◆ **WORK TO BE COMPLETED**
Pick out every line that holds the string "Quarterly" and copy it.
++++ RECORDS FOR THE EXERCISE
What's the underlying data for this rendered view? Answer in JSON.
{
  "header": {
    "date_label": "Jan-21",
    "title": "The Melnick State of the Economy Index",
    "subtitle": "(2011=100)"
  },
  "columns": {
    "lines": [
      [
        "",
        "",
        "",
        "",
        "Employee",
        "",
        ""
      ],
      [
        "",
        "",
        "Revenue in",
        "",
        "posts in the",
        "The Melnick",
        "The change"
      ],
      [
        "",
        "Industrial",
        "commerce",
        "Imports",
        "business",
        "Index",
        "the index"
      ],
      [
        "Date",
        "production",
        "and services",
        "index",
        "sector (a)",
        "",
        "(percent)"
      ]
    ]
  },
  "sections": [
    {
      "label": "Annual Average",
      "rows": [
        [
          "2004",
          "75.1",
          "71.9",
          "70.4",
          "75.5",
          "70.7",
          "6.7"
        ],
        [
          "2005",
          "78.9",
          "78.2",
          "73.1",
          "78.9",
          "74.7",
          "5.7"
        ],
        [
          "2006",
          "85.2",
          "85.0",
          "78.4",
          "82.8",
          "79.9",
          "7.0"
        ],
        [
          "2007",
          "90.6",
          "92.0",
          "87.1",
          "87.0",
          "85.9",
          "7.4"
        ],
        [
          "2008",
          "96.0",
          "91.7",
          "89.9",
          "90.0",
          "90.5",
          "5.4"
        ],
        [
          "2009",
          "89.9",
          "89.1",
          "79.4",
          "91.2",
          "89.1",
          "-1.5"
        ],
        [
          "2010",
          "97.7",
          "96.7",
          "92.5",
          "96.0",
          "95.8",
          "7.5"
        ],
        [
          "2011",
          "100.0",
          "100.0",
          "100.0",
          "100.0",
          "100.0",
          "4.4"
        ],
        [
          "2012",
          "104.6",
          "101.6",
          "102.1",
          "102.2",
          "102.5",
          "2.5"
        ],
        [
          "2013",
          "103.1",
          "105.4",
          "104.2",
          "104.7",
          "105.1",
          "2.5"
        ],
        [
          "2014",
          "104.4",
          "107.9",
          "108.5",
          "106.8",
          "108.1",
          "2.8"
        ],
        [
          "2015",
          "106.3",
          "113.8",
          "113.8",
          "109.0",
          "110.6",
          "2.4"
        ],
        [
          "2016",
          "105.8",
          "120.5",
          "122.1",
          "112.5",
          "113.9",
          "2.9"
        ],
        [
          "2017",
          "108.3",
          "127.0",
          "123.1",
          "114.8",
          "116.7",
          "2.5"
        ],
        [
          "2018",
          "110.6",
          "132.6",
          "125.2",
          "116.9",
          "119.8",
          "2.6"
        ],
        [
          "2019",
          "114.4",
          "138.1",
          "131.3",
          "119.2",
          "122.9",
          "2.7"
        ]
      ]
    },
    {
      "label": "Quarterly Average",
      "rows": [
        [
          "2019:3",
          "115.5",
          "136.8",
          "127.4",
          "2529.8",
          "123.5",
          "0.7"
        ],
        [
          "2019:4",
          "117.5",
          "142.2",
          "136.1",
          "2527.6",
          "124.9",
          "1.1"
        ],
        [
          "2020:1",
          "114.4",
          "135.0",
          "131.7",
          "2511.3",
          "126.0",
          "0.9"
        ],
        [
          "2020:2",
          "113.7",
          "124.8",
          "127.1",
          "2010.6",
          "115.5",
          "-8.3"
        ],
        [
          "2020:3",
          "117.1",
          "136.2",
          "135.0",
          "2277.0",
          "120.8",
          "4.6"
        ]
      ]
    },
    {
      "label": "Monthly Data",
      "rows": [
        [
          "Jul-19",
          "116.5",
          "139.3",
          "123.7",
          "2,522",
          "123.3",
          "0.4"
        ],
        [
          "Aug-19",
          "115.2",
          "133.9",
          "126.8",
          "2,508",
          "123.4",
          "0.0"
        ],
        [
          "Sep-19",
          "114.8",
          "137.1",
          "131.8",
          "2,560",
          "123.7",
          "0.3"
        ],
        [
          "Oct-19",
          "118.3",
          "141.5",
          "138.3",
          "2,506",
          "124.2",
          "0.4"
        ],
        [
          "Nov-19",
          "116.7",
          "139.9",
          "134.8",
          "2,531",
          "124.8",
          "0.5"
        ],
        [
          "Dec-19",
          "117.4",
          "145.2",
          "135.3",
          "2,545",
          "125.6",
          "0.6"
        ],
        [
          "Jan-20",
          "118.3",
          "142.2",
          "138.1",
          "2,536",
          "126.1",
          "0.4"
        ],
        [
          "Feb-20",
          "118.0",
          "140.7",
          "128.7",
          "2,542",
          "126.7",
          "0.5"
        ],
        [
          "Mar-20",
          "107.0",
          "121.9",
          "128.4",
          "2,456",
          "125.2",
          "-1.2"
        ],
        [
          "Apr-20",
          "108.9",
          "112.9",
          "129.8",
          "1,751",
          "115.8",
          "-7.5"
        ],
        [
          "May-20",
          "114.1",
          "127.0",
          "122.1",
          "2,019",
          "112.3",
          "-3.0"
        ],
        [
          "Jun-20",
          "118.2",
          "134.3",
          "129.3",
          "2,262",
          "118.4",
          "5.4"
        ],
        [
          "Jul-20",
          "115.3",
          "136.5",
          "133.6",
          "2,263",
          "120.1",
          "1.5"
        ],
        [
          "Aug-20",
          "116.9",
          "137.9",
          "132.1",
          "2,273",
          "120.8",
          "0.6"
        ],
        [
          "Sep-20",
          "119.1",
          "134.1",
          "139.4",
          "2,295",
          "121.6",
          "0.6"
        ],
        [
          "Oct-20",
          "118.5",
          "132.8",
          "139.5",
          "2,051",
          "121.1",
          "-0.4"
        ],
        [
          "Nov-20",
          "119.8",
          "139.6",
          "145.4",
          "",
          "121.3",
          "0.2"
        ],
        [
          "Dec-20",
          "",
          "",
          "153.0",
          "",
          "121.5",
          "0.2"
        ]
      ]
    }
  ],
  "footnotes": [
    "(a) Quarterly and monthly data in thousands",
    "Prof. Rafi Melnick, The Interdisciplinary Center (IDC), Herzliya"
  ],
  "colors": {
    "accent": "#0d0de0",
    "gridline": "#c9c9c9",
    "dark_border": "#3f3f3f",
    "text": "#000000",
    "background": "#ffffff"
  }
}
++++++++
◆ **TASK ANSWER**
      "label": "Quarterly Average",
    "(a) Quarterly and monthly data in thousands",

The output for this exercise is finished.